Stored entries:
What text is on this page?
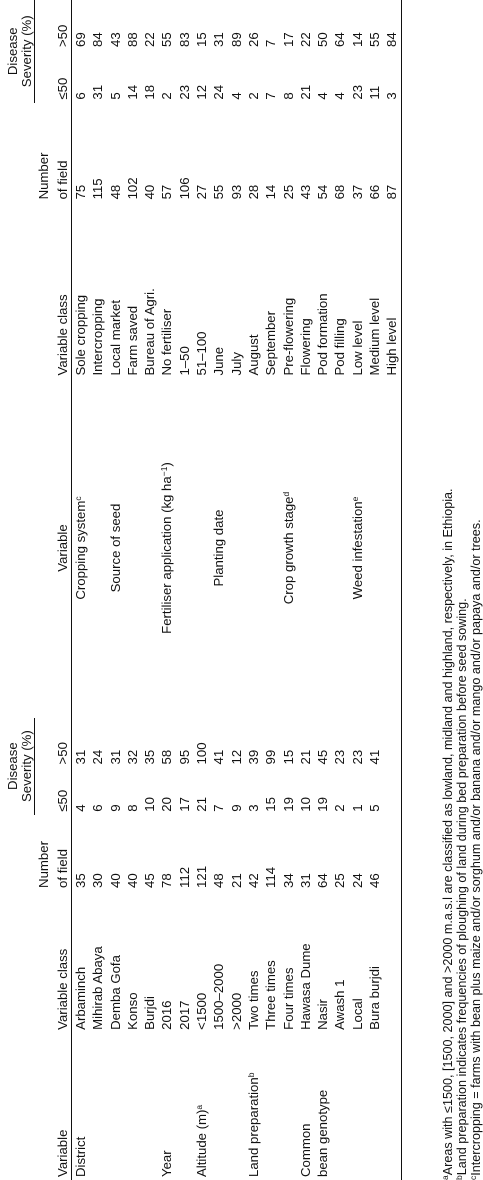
			Disease
Severity (%)					Disease
Severity (%)	
		Number					Number		
Variable	Variable class	of field	≤50	>50	Variable	Variable class	of field	≤50	>50
District	Arbaminch	35	4	31	Cropping system$^c$	Sole cropping	75	6	69
	Mihirab Abaya	30	6	24		Intercropping	115	31	84
	Demba Gofa	40	9	31	Source of seed	Local market	48	5	43
	Konso	40	8	32		Farm saved	102	14	88
	Burjdi	45	10	35		Bureau of Agri.	40	18	22
Year	2016	78	20	58	Fertiliser application (kg $ha^{-1}$)	No fertiliser	57	2	55
	2017	112	17	95		1–50	106	23	83
Altitude $(m)^a$	<1500	121	21	100		51–100	27	12	15
	1500–2000	48	7	41	Planting date	June	55	24	31
	>2000	21	9	12		July	93	4	89
Land preparation$^b$	Two times	42	3	39		August	28	2	26
	Three times	114	15	99		September	14	7	7
	Four times	34	19	15	Crop growth stage$^d$	Pre-flowering	25	8	17
Common	Hawasa Dume	31	10	21		Flowering	43	21	22
bean genotype	Nasir	64	19	45		Pod formation	54	4	50
	Awash 1	25	2	23		Pod filling	68	4	64
	Local	24	1	23	Weed infestation$^e$	Low level	37	23	14
	Bura burjdi	46	5	41		Medium level	66	11	55
						High level	87	3	84
$^a$Areas with ≤1500, [1500, 2000] and >2000 m.a.s.l are classified as lowland, midland and highland, respectively, in Ethiopia.
$^b$Land preparation indicates frequencies of ploughing of land during bed preparation before seed sowing.
$^c$Intercropping = farms with bean plus maize and/or sorghum and/or banana and/or mango and/or papaya and/or trees.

The task: Return every line in the listing that contains the word "preparation".

In response:
Land preparation$^b$	Two times	42	3	39		August	28	2	26
$^b$Land preparation indicates frequencies of ploughing of land during bed preparation before seed sowing.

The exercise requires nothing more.